> [WHAT THE TASK REQUIRES]:
Give back the entire listing verbatim.

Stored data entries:
======

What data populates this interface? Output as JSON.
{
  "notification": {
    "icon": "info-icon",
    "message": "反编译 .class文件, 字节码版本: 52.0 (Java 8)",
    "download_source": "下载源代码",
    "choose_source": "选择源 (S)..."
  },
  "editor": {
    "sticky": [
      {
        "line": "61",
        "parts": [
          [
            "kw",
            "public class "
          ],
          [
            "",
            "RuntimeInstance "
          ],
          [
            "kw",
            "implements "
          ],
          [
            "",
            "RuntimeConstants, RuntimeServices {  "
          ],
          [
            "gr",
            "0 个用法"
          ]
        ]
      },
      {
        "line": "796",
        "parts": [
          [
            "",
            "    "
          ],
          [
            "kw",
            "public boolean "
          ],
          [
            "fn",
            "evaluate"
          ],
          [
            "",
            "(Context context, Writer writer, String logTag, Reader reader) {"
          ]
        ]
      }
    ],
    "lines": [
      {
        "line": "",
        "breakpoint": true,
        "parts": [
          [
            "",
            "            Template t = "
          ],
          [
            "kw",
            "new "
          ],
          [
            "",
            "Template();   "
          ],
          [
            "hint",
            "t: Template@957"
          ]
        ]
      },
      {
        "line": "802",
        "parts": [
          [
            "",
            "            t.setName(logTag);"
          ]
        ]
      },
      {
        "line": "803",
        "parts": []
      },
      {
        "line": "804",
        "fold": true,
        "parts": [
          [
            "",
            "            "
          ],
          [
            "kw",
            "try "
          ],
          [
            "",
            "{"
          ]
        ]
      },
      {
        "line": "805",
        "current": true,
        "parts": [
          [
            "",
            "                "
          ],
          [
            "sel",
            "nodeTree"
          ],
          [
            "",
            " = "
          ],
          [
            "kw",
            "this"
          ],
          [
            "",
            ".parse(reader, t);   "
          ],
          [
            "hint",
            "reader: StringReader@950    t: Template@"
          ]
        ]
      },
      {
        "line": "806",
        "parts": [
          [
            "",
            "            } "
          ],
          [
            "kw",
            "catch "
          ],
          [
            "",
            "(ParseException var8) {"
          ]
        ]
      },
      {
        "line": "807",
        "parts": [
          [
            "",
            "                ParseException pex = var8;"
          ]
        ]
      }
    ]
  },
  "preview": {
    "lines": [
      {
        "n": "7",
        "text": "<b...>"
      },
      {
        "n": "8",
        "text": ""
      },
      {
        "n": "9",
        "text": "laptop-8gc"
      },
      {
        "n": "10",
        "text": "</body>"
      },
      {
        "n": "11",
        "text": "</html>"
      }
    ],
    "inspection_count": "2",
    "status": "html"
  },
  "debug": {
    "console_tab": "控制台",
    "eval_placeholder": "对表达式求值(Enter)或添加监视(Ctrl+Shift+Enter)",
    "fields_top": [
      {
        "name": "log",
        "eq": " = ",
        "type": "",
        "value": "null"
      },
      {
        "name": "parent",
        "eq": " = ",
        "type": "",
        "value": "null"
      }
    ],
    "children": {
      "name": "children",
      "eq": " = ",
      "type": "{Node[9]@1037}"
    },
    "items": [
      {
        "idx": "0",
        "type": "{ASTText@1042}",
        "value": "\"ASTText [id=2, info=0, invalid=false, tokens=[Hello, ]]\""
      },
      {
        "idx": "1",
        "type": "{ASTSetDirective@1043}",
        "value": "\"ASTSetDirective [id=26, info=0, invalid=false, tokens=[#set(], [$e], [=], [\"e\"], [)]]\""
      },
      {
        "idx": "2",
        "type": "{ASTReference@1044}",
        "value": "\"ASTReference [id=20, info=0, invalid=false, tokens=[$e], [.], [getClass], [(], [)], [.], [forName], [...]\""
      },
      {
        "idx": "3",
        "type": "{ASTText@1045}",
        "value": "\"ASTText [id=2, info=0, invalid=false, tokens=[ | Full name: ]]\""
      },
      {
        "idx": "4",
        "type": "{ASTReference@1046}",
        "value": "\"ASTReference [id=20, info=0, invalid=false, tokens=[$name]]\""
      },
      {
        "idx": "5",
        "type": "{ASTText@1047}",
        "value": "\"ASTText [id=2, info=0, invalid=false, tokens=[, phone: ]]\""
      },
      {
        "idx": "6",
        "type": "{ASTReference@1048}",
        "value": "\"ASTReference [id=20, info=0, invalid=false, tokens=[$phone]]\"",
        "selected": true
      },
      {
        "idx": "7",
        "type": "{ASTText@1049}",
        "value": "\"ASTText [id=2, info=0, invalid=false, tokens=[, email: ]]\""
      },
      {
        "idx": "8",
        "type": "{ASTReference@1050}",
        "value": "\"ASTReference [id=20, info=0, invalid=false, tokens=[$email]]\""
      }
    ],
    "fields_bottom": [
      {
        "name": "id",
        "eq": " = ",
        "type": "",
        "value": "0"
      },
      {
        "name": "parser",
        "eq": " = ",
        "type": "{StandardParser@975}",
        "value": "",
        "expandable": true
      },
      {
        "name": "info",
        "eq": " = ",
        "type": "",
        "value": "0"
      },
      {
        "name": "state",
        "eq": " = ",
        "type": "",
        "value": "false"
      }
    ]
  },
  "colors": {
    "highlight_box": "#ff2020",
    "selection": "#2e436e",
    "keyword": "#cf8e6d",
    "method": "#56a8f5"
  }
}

======

> [REPLY TO THE TASK]:
What data populates this interface? Output as JSON.
{
  "notification": {
    "icon": "info-icon",
    "message": "反编译 .class文件, 字节码版本: 52.0 (Java 8)",
    "download_source": "下载源代码",
    "choose_source": "选择源 (S)..."
  },
  "editor": {
    "sticky": [
      {
        "line": "61",
        "parts": [
          [
            "kw",
            "public class "
          ],
          [
            "",
            "RuntimeInstance "
          ],
          [
            "kw",
            "implements "
          ],
          [
            "",
            "RuntimeConstants, RuntimeServices {  "
          ],
          [
            "gr",
            "0 个用法"
          ]
        ]
      },
      {
        "line": "796",
        "parts": [
          [
            "",
            "    "
          ],
          [
            "kw",
            "public boolean "
          ],
          [
            "fn",
            "evaluate"
          ],
          [
            "",
            "(Context context, Writer writer, String logTag, Reader reader) {"
          ]
        ]
      }
    ],
    "lines": [
      {
        "line": "",
        "breakpoint": true,
        "parts": [
          [
            "",
            "            Template t = "
          ],
          [
            "kw",
            "new "
          ],
          [
            "",
            "Template();   "
          ],
          [
            "hint",
            "t: Template@957"
          ]
        ]
      },
      {
        "line": "802",
        "parts": [
          [
            "",
            "            t.setName(logTag);"
          ]
        ]
      },
      {
        "line": "803",
        "parts": []
      },
      {
        "line": "804",
        "fold": true,
        "parts": [
          [
            "",
            "            "
          ],
          [
            "kw",
            "try "
          ],
          [
            "",
            "{"
          ]
        ]
      },
      {
        "line": "805",
        "current": true,
        "parts": [
          [
            "",
            "                "
          ],
          [
            "sel",
            "nodeTree"
          ],
          [
            "",
            " = "
          ],
          [
            "kw",
            "this"
          ],
          [
            "",
            ".parse(reader, t);   "
          ],
          [
            "hint",
            "reader: StringReader@950    t: Template@"
          ]
        ]
      },
      {
        "line": "806",
        "parts": [
          [
            "",
            "            } "
          ],
          [
            "kw",
            "catch "
          ],
          [
            "",
            "(ParseException var8) {"
          ]
        ]
      },
      {
        "line": "807",
        "parts": [
          [
            "",
            "                ParseException pex = var8;"
          ]
        ]
      }
    ]
  },
  "preview": {
    "lines": [
      {
        "n": "7",
        "text": "<b...>"
      },
      {
        "n": "8",
        "text": ""
      },
      {
        "n": "9",
        "text": "laptop-8gc"
      },
      {
        "n": "10",
        "text": "</body>"
      },
      {
        "n": "11",
        "text": "</html>"
      }
    ],
    "inspection_count": "2",
    "status": "html"
  },
  "debug": {
    "console_tab": "控制台",
    "eval_placeholder": "对表达式求值(Enter)或添加监视(Ctrl+Shift+Enter)",
    "fields_top": [
      {
        "name": "log",
        "eq": " = ",
        "type": "",
        "value": "null"
      },
      {
        "name": "parent",
        "eq": " = ",
        "type": "",
        "value": "null"
      }
    ],
    "children": {
      "name": "children",
      "eq": " = ",
      "type": "{Node[9]@1037}"
    },
    "items": [
      {
        "idx": "0",
        "type": "{ASTText@1042}",
        "value": "\"ASTText [id=2, info=0, invalid=false, tokens=[Hello, ]]\""
      },
      {
        "idx": "1",
        "type": "{ASTSetDirective@1043}",
        "value": "\"ASTSetDirective [id=26, info=0, invalid=false, tokens=[#set(], [$e], [=], [\"e\"], [)]]\""
      },
      {
        "idx": "2",
        "type": "{ASTReference@1044}",
        "value": "\"ASTReference [id=20, info=0, invalid=false, tokens=[$e], [.], [getClass], [(], [)], [.], [forName], [...]\""
      },
      {
        "idx": "3",
        "type": "{ASTText@1045}",
        "value": "\"ASTText [id=2, info=0, invalid=false, tokens=[ | Full name: ]]\""
      },
      {
        "idx": "4",
        "type": "{ASTReference@1046}",
        "value": "\"ASTReference [id=20, info=0, invalid=false, tokens=[$name]]\""
      },
      {
        "idx": "5",
        "type": "{ASTText@1047}",
        "value": "\"ASTText [id=2, info=0, invalid=false, tokens=[, phone: ]]\""
      },
      {
        "idx": "6",
        "type": "{ASTReference@1048}",
        "value": "\"ASTReference [id=20, info=0, invalid=false, tokens=[$phone]]\"",
        "selected": true
      },
      {
        "idx": "7",
        "type": "{ASTText@1049}",
        "value": "\"ASTText [id=2, info=0, invalid=false, tokens=[, email: ]]\""
      },
      {
        "idx": "8",
        "type": "{ASTReference@1050}",
        "value": "\"ASTReference [id=20, info=0, invalid=false, tokens=[$email]]\""
      }
    ],
    "fields_bottom": [
      {
        "name": "id",
        "eq": " = ",
        "type": "",
        "value": "0"
      },
      {
        "name": "parser",
        "eq": " = ",
        "type": "{StandardParser@975}",
        "value": "",
        "expandable": true
      },
      {
        "name": "info",
        "eq": " = ",
        "type": "",
        "value": "0"
      },
      {
        "name": "state",
        "eq": " = ",
        "type": "",
        "value": "false"
      }
    ]
  },
  "colors": {
    "highlight_box": "#ff2020",
    "selection": "#2e436e",
    "keyword": "#cf8e6d",
    "method": "#56a8f5"
  }
}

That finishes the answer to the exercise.